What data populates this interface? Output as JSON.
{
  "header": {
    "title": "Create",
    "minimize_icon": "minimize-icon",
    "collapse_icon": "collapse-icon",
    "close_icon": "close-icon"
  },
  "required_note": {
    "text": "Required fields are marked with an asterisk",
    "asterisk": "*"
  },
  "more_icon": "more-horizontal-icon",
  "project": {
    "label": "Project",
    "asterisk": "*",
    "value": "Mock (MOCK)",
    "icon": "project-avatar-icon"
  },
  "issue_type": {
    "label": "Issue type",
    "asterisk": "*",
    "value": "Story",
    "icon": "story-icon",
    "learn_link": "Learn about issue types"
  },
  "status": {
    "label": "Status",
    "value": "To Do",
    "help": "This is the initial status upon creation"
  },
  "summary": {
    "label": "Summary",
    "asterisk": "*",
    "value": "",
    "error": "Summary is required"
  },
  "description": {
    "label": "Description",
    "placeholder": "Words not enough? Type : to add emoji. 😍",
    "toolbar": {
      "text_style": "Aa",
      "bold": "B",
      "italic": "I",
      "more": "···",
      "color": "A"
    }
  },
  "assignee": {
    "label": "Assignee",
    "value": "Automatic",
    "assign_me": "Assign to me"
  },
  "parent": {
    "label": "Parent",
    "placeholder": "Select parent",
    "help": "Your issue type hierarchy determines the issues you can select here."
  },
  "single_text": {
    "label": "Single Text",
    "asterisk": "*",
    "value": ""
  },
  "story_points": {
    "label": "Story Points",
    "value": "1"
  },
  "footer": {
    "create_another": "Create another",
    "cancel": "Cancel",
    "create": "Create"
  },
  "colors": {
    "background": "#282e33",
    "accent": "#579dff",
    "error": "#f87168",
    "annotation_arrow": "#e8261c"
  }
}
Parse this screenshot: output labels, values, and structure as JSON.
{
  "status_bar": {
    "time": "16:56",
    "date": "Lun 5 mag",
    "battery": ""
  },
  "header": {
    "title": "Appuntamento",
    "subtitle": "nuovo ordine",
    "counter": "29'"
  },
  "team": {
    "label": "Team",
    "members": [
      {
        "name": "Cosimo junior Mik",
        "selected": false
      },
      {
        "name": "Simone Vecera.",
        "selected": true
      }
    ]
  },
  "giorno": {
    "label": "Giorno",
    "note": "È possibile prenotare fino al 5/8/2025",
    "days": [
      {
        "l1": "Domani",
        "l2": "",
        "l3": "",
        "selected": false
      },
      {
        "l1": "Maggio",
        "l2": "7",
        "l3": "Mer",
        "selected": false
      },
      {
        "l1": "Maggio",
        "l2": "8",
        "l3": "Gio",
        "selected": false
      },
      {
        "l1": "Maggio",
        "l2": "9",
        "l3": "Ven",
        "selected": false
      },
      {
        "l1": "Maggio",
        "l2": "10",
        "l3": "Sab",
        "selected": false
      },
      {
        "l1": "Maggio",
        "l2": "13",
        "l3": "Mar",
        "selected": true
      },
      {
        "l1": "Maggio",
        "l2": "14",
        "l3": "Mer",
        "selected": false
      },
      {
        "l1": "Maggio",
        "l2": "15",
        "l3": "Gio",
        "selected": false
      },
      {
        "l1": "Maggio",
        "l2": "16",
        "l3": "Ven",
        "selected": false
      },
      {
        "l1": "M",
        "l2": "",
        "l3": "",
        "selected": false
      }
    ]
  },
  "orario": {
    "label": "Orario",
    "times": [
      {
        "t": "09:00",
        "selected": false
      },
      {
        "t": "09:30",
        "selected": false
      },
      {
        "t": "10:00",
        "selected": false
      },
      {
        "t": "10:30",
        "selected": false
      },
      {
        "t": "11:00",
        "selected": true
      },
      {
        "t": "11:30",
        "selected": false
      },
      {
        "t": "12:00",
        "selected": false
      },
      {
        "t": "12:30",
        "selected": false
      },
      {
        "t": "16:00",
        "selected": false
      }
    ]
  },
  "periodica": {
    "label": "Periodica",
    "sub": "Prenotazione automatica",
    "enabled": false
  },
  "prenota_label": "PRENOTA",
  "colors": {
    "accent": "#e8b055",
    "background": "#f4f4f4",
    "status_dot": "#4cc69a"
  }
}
= = = = =
Search the lines above for the string "icon", then show every one that has it.

    "minimize_icon": "minimize-icon",
    "collapse_icon": "collapse-icon",
    "close_icon": "close-icon"
  "more_icon": "more-horizontal-icon",
    "icon": "project-avatar-icon"
    "icon": "story-icon",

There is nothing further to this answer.